(Labeled box records)
++++++++++++++++++++

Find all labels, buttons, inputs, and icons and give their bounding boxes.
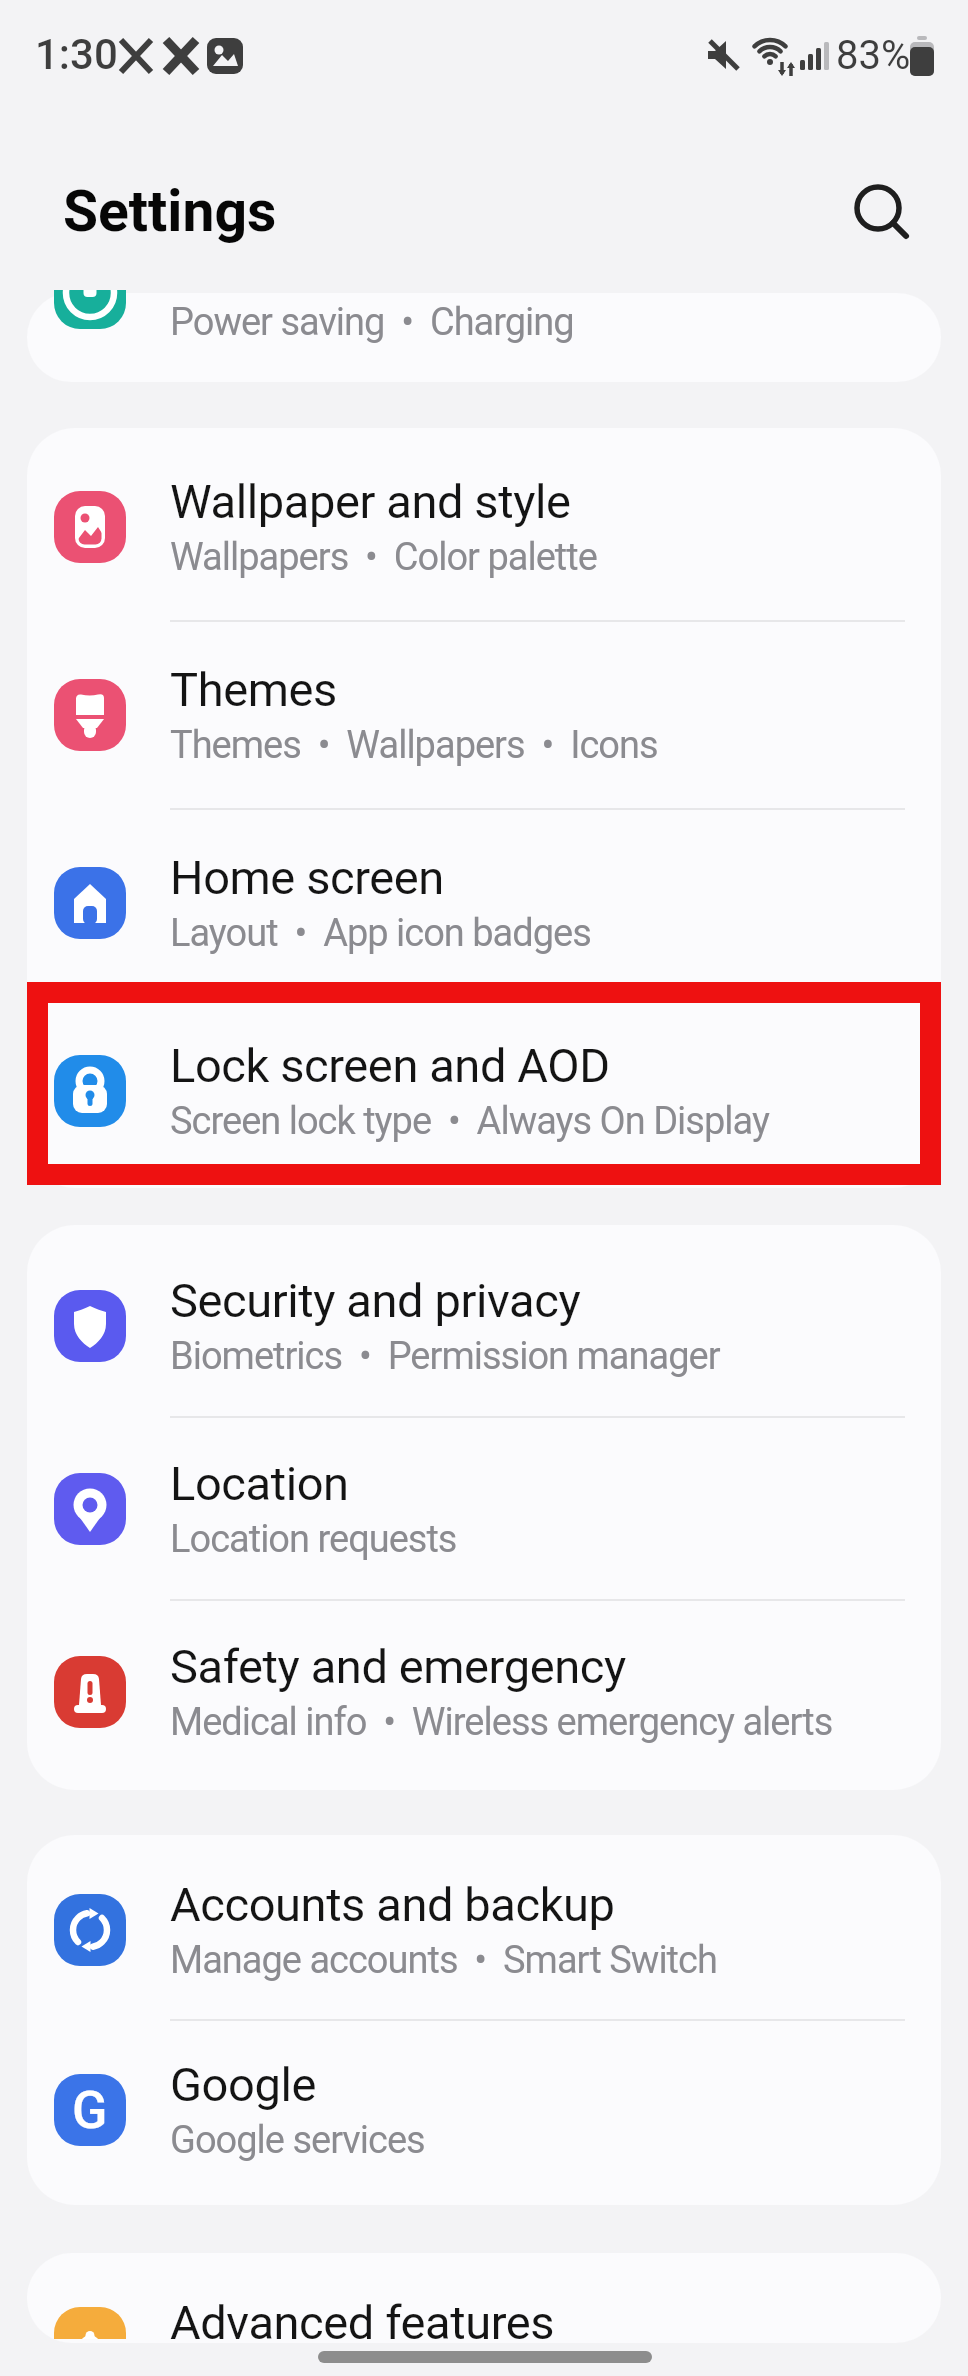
staticText: Google (170, 2057, 316, 2112)
staticText: Power saving • Charging (170, 300, 574, 345)
button[interactable]: Location (27, 1418, 941, 1599)
staticText: Safety and emergency (170, 1639, 626, 1694)
staticText: Themes (170, 662, 337, 717)
button[interactable]: Advanced features (27, 2253, 941, 2343)
staticText: G (72, 2080, 108, 2141)
staticText: 83% (836, 32, 911, 79)
button[interactable]: Security and privacy (27, 1235, 941, 1416)
staticText: Accounts and backup (170, 1877, 615, 1932)
button[interactable]: Home screen (27, 810, 941, 996)
staticText: Google services (170, 2118, 425, 2163)
staticText: Screen lock type • Always On Display (170, 1099, 769, 1144)
staticText: Lock screen and AOD (170, 1038, 610, 1093)
staticText: Wallpaper and style (170, 474, 571, 529)
staticText: Manage accounts • Smart Switch (170, 1938, 717, 1983)
staticText: Location requests (170, 1517, 457, 1562)
button[interactable]: Wallpaper and style (27, 434, 941, 620)
button[interactable]: Accounts and backup (27, 1841, 941, 2019)
staticText: Biometrics • Permission manager (170, 1334, 720, 1379)
button[interactable]: Themes (27, 622, 941, 808)
button[interactable]: Safety and emergency (27, 1601, 941, 1782)
staticText: Location (170, 1456, 349, 1511)
staticText: Home screen (170, 850, 444, 905)
staticText: Wallpapers • Color palette (170, 535, 597, 580)
button[interactable] (846, 176, 922, 252)
staticText: 1:30 (35, 30, 118, 79)
button[interactable]: G (27, 2021, 941, 2199)
staticText: Medical info • Wireless emergency alerts (170, 1700, 833, 1745)
staticText: Advanced features (170, 2295, 555, 2343)
staticText: Themes • Wallpapers • Icons (170, 723, 658, 768)
staticText: Settings (63, 178, 277, 245)
staticText: Security and privacy (170, 1273, 581, 1328)
button[interactable]: Lock screen and AOD (27, 998, 941, 1184)
button[interactable]: Power saving • Charging (27, 293, 941, 382)
staticText: Layout • App icon badges (170, 911, 591, 956)
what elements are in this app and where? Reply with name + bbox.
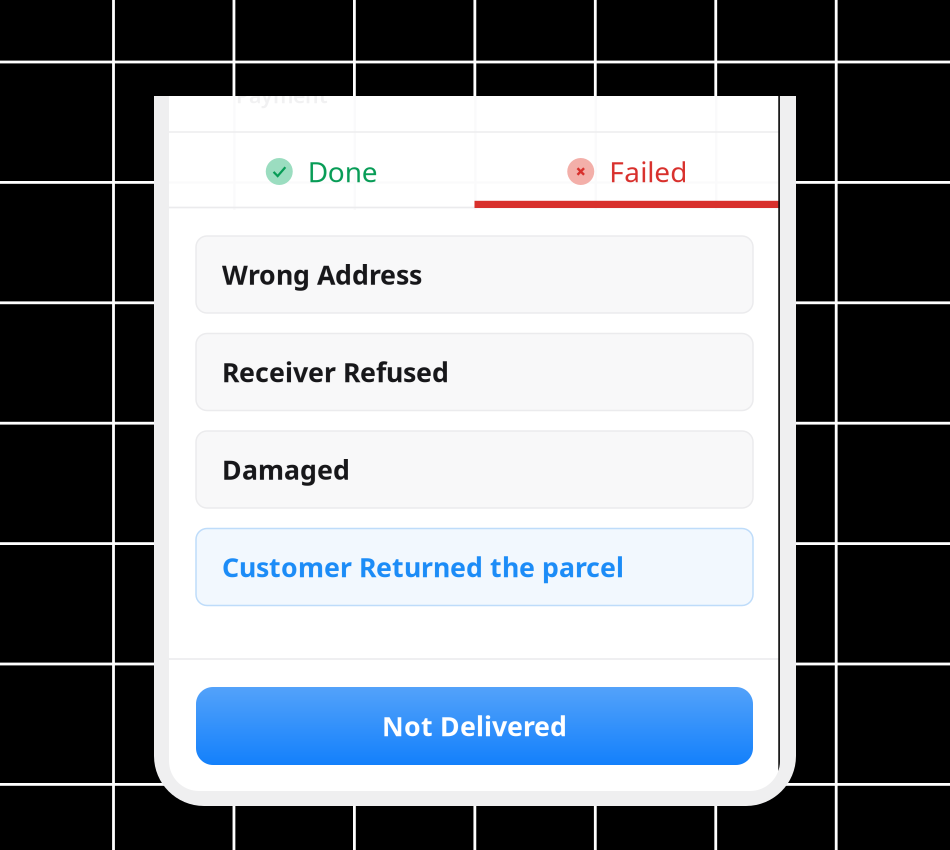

++++++++++++++++++++

Aim:
Please write out everything from "staticText: Google (170, 2057, 316, 2112)" down to the end of the records again, swapping "Security and privacy" for "Privacy and security" and leaving all else unchanged. Leave the pictures out of your answer.

Response:
staticText: Google (170, 2057, 316, 2112)
staticText: Power saving • Charging (170, 300, 574, 345)
button[interactable]: Location (27, 1418, 941, 1599)
staticText: Safety and emergency (170, 1639, 626, 1694)
staticText: Themes (170, 662, 337, 717)
button[interactable]: Advanced features (27, 2253, 941, 2343)
staticText: G (72, 2080, 108, 2141)
staticText: 83% (836, 32, 911, 79)
button[interactable]: Privacy and security (27, 1235, 941, 1416)
staticText: Accounts and backup (170, 1877, 615, 1932)
button[interactable]: Home screen (27, 810, 941, 996)
staticText: Google services (170, 2118, 425, 2163)
staticText: Screen lock type • Always On Display (170, 1099, 769, 1144)
staticText: Lock screen and AOD (170, 1038, 610, 1093)
staticText: Wallpaper and style (170, 474, 571, 529)
staticText: Manage accounts • Smart Switch (170, 1938, 717, 1983)
staticText: Location requests (170, 1517, 457, 1562)
button[interactable]: Wallpaper and style (27, 434, 941, 620)
button[interactable]: Accounts and backup (27, 1841, 941, 2019)
staticText: Biometrics • Permission manager (170, 1334, 720, 1379)
button[interactable]: Themes (27, 622, 941, 808)
button[interactable]: Safety and emergency (27, 1601, 941, 1782)
staticText: Location (170, 1456, 349, 1511)
staticText: Home screen (170, 850, 444, 905)
staticText: Wallpapers • Color palette (170, 535, 597, 580)
button[interactable] (846, 176, 922, 252)
staticText: 1:30 (35, 30, 118, 79)
button[interactable]: G (27, 2021, 941, 2199)
staticText: Medical info • Wireless emergency alerts (170, 1700, 833, 1745)
staticText: Advanced features (170, 2295, 555, 2343)
staticText: Themes • Wallpapers • Icons (170, 723, 658, 768)
staticText: Settings (63, 178, 277, 245)
staticText: Privacy and security (170, 1273, 581, 1328)
button[interactable]: Lock screen and AOD (27, 998, 941, 1184)
button[interactable]: Power saving • Charging (27, 293, 941, 382)
staticText: Layout • App icon badges (170, 911, 591, 956)
what elements are in this app and where? Reply with name + bbox.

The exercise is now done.